:: Challenge ::
Gather the lines from the material that contain "Потребление".

Records excerpted from a collection:
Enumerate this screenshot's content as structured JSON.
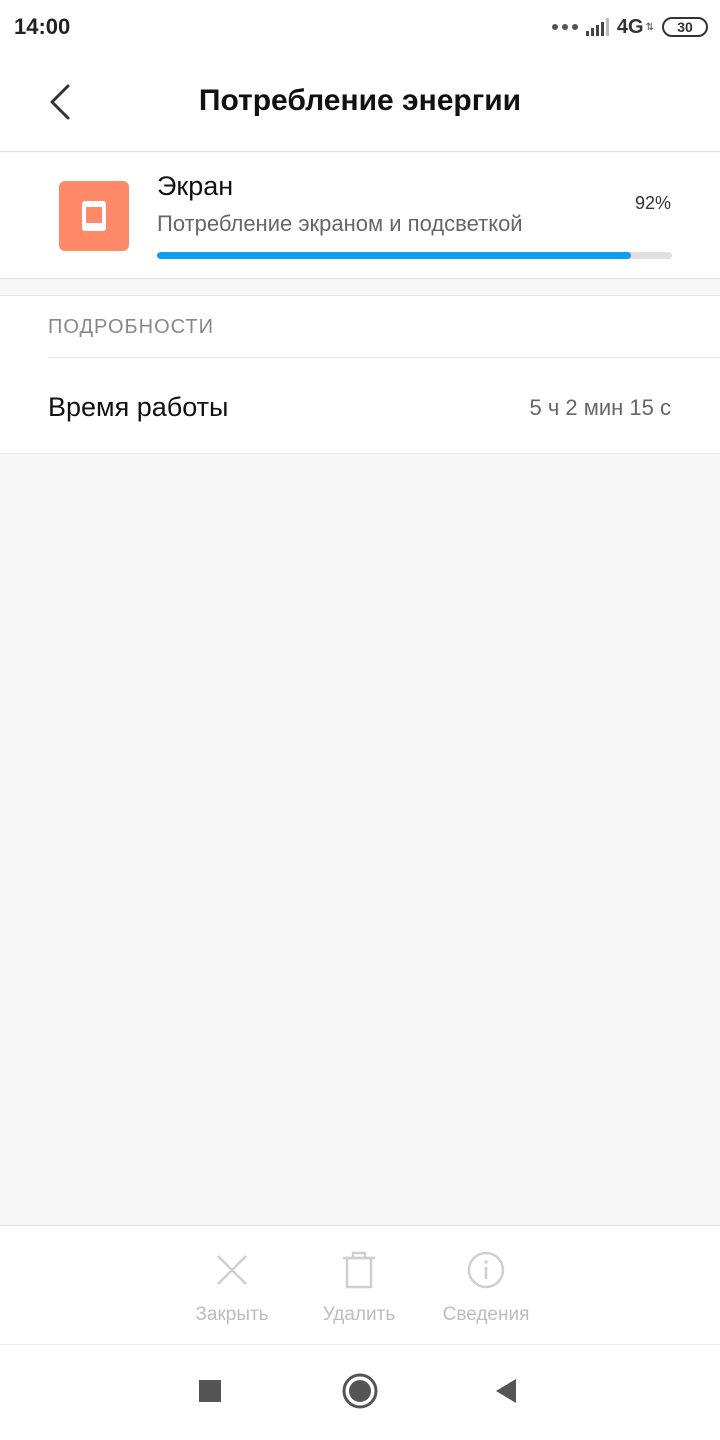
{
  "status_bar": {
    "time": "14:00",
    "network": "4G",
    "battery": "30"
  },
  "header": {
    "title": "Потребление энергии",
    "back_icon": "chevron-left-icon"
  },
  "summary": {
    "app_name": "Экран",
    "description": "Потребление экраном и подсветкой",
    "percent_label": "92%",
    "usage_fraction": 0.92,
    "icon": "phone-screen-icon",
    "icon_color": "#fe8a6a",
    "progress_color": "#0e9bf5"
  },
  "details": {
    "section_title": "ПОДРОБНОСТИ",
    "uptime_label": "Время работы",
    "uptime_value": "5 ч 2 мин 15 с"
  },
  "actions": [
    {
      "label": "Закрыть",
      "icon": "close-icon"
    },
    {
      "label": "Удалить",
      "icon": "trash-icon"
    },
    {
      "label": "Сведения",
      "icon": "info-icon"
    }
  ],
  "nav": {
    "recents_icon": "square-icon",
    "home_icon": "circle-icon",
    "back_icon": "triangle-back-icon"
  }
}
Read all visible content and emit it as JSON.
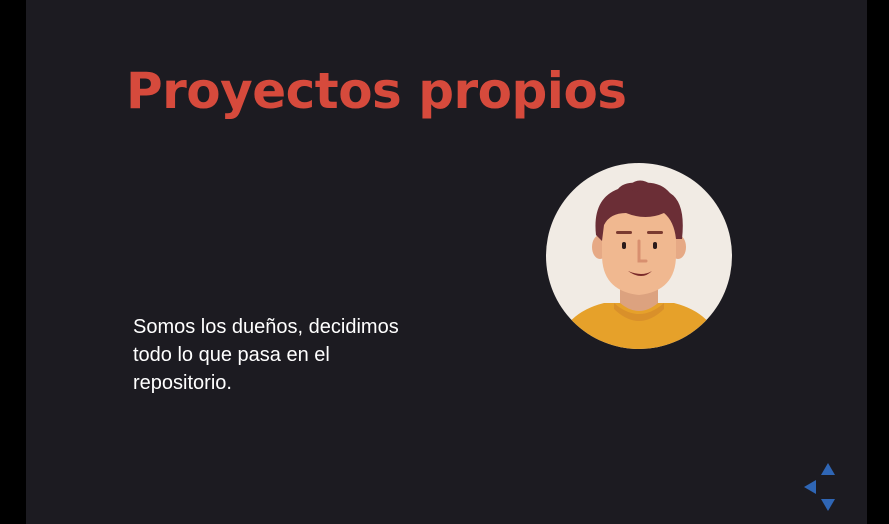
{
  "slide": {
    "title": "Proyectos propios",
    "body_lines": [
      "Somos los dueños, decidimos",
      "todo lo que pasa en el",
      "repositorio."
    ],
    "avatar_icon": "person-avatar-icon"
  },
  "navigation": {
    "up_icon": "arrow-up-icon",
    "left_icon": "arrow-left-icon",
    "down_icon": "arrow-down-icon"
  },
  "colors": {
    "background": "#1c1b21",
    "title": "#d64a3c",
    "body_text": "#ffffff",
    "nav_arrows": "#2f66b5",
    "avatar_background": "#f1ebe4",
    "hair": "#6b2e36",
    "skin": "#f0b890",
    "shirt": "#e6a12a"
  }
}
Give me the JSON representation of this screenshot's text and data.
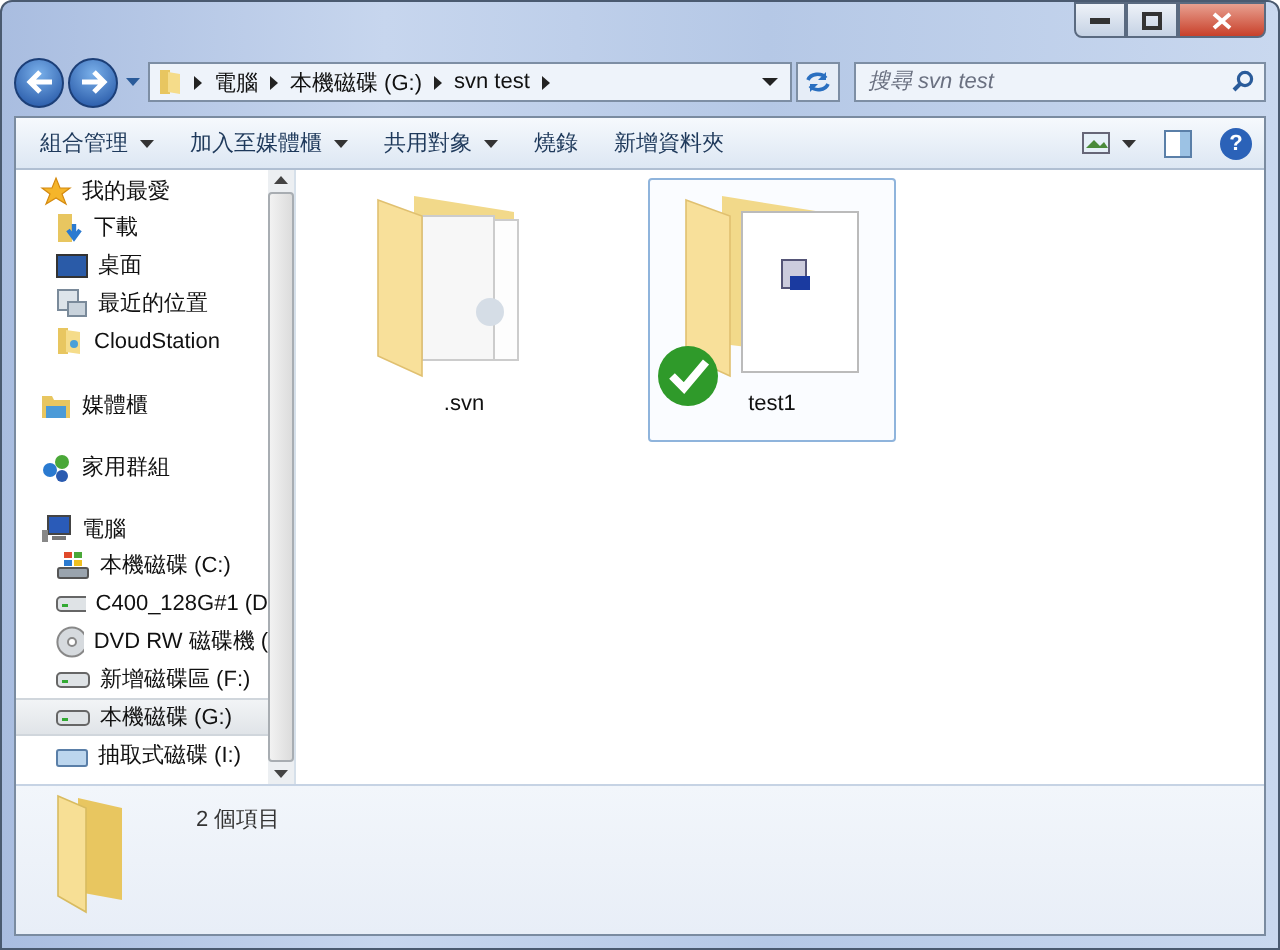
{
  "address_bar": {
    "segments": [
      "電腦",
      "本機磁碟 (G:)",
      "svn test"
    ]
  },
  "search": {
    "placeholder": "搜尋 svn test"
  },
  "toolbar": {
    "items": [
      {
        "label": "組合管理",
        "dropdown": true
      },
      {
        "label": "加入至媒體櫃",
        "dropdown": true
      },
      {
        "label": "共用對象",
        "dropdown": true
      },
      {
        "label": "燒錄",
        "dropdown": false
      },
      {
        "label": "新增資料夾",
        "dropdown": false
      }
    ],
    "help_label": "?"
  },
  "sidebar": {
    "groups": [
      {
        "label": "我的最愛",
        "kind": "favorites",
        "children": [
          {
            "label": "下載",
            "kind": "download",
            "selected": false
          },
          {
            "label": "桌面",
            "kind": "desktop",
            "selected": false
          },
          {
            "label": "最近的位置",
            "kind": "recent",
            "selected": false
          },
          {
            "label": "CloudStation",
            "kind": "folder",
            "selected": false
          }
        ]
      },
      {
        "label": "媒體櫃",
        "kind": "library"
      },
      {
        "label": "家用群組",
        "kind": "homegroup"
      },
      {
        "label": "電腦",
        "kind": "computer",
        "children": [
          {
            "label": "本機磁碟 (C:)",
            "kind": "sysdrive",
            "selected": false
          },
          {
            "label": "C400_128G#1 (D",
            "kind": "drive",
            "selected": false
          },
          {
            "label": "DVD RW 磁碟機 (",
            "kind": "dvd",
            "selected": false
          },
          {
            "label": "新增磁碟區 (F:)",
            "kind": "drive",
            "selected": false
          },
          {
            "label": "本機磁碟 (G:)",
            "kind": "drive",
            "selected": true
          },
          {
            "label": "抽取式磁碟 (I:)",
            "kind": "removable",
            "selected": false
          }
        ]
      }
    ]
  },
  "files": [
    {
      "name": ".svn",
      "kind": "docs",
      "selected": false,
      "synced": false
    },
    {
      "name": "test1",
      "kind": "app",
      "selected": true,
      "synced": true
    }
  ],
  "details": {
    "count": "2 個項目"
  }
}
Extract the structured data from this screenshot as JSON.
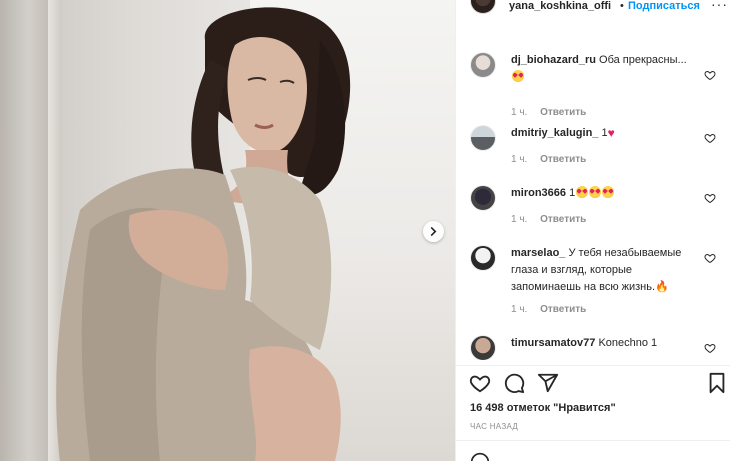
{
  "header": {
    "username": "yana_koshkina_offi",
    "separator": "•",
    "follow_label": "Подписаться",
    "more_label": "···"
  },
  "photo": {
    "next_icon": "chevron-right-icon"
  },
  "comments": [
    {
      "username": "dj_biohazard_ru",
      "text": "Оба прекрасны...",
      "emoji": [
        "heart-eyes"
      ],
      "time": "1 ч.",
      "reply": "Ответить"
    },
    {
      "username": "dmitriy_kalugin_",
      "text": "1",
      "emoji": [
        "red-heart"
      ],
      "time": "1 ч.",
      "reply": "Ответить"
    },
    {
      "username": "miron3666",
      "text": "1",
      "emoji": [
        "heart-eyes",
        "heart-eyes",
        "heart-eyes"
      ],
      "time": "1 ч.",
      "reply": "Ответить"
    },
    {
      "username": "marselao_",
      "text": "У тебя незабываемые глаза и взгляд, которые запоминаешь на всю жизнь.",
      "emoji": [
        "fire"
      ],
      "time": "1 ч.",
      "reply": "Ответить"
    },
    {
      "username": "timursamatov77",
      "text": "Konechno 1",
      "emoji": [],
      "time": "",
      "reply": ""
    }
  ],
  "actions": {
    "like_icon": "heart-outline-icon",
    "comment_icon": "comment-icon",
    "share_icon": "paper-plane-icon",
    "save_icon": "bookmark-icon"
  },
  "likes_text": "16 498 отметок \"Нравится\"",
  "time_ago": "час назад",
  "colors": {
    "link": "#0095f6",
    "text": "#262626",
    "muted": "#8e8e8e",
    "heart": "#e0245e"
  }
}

:: Exercise output ::
    "title": "Потребление энергии",
    "description": "Потребление экраном и подсветкой",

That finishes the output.